- _Given exercise_:
Give only the count of lines containing "JSON".

- _Some records_:
---

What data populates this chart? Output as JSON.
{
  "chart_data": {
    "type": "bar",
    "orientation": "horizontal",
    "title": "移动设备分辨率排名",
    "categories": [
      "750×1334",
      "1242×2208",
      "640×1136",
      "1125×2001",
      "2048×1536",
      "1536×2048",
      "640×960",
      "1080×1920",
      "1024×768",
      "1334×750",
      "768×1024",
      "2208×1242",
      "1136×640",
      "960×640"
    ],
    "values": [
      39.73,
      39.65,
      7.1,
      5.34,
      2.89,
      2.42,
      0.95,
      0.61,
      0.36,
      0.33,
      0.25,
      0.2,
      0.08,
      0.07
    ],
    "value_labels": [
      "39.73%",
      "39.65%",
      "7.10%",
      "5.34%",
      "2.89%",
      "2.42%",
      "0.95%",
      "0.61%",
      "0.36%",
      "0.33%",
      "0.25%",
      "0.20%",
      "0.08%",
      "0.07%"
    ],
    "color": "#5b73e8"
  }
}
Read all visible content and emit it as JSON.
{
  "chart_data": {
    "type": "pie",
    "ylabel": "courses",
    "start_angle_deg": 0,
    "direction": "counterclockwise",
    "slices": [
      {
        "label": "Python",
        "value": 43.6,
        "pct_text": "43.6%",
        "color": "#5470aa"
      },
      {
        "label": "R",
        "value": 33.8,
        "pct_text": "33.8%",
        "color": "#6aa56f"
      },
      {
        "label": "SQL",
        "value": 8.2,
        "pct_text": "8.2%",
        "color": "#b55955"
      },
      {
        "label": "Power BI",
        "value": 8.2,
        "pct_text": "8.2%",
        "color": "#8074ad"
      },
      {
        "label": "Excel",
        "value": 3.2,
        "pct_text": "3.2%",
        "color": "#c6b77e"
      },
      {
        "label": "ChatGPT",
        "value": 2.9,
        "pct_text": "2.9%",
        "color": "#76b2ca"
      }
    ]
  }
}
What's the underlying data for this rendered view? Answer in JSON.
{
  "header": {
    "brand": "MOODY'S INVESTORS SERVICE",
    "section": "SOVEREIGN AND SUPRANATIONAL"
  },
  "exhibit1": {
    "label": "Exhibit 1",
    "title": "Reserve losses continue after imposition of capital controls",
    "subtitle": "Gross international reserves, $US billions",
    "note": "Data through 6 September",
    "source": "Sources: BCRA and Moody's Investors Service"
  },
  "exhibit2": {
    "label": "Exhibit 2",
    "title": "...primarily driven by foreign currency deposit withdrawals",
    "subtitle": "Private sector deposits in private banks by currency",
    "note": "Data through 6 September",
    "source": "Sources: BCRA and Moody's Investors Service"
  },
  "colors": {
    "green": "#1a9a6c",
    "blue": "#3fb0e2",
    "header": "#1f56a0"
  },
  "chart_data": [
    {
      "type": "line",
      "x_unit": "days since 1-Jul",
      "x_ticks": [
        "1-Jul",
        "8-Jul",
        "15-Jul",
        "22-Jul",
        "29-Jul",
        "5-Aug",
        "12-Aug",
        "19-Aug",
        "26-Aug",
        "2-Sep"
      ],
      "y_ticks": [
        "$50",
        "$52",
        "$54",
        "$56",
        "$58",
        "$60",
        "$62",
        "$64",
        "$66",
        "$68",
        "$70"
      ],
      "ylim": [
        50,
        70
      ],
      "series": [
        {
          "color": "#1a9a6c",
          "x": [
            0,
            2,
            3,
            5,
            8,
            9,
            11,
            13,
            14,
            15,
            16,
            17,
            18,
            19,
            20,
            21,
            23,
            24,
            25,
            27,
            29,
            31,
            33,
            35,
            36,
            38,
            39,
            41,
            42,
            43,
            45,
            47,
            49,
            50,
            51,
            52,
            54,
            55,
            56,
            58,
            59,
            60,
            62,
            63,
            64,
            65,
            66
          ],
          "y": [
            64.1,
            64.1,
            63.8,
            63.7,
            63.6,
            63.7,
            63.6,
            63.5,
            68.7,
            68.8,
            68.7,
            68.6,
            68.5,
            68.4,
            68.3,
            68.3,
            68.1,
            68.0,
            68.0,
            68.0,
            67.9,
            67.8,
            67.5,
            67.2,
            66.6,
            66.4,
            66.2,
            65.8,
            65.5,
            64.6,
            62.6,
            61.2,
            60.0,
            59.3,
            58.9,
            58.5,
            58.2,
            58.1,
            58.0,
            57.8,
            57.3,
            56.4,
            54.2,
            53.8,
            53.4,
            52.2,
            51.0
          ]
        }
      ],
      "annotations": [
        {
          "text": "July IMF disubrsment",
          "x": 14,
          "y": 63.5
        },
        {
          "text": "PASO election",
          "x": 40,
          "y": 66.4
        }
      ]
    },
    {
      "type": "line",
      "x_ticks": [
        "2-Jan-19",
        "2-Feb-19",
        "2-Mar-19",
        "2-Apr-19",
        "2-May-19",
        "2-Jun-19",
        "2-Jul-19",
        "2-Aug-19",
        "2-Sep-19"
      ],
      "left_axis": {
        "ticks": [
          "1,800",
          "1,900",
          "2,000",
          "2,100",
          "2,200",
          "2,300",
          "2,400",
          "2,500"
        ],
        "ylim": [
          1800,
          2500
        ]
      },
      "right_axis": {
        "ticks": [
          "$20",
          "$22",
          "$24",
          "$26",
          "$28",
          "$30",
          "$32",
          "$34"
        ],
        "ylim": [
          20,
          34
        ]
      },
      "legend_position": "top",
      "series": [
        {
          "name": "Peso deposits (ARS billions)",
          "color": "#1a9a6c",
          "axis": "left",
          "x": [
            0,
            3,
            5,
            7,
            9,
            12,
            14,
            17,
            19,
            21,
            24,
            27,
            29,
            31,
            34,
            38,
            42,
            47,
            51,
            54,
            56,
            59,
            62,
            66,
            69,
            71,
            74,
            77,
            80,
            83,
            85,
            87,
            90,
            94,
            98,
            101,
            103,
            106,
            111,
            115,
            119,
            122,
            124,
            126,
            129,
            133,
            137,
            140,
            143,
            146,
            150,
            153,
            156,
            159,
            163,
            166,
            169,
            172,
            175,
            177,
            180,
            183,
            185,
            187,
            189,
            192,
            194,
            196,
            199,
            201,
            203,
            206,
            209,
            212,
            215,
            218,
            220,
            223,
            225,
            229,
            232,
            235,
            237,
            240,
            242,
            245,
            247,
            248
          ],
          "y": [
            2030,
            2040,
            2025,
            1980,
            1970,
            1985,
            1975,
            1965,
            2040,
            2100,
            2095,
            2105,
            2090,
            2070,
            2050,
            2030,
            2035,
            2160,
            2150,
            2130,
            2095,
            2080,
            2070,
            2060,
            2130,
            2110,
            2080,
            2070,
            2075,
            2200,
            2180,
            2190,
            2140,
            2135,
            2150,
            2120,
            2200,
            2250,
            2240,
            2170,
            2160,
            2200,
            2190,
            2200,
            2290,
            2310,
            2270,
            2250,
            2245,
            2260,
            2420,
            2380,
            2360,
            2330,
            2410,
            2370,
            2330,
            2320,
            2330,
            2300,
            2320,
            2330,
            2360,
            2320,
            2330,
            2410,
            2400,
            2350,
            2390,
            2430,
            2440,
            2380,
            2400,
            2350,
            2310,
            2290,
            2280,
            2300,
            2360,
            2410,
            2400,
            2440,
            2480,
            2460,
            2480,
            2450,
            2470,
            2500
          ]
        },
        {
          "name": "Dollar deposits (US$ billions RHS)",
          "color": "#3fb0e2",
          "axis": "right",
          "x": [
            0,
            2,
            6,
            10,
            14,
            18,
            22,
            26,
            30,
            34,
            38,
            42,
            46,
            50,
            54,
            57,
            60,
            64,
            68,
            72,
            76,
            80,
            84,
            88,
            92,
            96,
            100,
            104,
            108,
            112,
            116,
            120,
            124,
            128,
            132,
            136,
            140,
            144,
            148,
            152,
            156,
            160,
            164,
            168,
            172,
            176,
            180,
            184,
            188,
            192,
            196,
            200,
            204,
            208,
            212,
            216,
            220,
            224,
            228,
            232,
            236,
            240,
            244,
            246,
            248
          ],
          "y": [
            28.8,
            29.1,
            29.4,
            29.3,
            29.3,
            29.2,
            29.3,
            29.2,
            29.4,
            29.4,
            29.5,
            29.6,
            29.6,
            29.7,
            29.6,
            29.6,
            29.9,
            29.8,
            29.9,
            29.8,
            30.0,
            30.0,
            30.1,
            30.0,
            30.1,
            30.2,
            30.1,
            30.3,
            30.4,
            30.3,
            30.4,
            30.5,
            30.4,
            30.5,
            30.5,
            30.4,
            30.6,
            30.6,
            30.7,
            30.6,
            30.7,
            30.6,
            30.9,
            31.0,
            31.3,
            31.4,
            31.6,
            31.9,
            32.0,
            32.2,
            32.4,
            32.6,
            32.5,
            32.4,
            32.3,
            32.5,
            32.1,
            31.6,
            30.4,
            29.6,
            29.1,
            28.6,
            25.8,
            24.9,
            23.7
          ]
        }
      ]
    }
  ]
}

---

- _Completed task_:
3